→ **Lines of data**
• • • • • • •

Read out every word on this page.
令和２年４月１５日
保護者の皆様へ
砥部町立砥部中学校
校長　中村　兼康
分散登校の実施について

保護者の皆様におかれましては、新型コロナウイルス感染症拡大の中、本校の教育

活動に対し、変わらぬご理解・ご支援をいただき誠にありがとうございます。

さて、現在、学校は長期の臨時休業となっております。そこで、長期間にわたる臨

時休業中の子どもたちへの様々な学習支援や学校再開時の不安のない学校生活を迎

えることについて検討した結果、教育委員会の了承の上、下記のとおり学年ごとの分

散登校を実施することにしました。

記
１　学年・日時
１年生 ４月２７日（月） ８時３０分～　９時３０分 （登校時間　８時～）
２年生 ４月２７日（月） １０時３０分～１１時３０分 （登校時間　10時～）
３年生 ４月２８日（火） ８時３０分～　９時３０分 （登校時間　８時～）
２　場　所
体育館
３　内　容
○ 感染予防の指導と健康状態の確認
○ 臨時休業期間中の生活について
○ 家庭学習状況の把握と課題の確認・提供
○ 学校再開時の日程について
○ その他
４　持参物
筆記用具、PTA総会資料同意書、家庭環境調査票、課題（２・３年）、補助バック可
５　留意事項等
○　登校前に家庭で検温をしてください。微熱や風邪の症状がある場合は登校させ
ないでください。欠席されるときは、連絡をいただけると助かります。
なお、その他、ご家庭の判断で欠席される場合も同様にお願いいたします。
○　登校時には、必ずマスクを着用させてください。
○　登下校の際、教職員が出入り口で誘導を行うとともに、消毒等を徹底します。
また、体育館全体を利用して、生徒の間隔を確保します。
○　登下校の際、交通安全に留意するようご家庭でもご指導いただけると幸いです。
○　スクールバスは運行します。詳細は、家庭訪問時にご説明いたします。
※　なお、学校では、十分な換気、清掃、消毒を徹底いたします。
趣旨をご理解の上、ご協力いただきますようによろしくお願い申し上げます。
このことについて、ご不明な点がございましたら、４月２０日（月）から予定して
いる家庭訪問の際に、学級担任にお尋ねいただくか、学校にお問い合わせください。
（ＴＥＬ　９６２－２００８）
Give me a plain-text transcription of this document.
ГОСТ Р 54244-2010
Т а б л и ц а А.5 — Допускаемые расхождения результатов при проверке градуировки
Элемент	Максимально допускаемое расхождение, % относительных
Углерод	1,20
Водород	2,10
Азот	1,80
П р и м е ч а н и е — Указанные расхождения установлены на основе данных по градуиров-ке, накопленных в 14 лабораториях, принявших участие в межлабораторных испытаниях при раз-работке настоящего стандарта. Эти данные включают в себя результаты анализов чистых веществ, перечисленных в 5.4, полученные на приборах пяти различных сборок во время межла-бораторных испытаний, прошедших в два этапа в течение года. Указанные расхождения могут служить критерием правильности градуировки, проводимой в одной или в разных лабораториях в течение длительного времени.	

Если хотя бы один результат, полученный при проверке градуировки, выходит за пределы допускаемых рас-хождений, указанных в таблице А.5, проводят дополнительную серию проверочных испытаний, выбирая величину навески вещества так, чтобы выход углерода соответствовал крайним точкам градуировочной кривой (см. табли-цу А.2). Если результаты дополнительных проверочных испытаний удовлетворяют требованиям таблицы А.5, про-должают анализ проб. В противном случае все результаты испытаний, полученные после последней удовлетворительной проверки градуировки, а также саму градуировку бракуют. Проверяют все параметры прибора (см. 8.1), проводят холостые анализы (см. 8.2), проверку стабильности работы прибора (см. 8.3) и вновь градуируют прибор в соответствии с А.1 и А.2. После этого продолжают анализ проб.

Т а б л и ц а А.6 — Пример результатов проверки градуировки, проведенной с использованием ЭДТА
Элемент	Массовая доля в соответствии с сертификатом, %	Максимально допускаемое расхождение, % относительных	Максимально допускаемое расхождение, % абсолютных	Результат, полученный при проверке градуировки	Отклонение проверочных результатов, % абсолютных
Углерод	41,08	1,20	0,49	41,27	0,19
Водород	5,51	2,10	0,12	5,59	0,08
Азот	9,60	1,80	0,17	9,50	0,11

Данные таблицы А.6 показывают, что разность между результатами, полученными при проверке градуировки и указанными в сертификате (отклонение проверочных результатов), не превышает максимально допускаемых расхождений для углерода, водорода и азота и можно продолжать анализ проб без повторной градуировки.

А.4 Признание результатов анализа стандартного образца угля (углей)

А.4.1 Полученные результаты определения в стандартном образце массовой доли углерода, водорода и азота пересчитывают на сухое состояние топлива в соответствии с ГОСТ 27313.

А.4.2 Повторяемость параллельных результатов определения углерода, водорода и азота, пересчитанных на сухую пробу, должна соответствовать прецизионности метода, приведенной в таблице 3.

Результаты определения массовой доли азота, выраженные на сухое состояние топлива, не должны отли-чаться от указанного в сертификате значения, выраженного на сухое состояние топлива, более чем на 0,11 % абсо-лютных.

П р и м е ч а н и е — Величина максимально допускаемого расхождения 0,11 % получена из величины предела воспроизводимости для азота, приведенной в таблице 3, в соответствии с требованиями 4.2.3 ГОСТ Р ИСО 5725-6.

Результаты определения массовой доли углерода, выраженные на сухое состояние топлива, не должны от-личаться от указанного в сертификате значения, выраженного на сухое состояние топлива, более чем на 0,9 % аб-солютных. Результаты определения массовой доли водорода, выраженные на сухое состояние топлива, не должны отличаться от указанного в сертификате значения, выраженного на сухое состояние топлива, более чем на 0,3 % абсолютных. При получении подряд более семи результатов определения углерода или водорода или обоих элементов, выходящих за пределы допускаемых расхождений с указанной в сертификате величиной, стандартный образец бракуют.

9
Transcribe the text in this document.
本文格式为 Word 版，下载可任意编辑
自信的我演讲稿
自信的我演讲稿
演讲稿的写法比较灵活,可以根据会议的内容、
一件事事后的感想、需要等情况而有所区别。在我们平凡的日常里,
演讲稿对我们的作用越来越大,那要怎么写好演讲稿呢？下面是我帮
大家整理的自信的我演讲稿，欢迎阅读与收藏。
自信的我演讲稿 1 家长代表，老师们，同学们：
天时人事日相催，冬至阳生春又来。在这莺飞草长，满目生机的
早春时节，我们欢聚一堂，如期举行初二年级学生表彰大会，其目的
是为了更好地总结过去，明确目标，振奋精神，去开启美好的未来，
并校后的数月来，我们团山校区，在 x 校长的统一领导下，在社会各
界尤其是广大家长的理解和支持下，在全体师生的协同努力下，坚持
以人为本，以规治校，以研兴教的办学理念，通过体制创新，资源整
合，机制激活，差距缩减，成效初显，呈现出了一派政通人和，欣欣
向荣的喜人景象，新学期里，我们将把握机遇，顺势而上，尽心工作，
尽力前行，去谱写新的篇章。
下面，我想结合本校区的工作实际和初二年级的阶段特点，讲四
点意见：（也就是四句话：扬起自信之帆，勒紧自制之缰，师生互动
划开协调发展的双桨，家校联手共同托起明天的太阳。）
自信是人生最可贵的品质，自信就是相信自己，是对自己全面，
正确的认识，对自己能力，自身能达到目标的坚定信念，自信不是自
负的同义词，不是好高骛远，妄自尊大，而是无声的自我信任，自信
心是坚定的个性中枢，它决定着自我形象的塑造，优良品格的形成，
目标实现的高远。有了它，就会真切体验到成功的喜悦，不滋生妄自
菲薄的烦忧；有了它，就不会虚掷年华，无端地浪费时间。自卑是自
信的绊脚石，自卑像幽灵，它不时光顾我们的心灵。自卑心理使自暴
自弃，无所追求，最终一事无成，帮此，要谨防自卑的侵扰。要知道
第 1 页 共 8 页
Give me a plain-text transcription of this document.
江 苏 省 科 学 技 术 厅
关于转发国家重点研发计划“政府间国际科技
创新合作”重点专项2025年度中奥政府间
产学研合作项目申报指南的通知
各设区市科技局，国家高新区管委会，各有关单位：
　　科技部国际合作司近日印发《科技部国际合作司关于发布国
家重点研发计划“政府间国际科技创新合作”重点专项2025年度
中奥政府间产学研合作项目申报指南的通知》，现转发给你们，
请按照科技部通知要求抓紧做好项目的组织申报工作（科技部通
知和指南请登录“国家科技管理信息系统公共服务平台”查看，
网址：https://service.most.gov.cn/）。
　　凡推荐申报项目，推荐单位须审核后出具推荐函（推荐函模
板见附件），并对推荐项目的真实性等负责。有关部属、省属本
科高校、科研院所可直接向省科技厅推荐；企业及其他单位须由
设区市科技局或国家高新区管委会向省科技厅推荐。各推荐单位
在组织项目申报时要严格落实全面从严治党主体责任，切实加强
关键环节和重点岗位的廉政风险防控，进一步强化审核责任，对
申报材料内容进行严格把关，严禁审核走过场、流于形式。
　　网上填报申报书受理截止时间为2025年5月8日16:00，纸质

• • • • • • •

→ **Aim**
Sift the material for lines with the string "登校時間". Copy each one found.

→ **Task result**
１年生 ４月２７日（月） ８時３０分～　９時３０分 （登校時間　８時～）
２年生 ４月２７日（月） １０時３０分～１１時３０分 （登校時間　10時～）
３年生 ４月２８日（火） ８時３０分～　９時３０分 （登校時間　８時～）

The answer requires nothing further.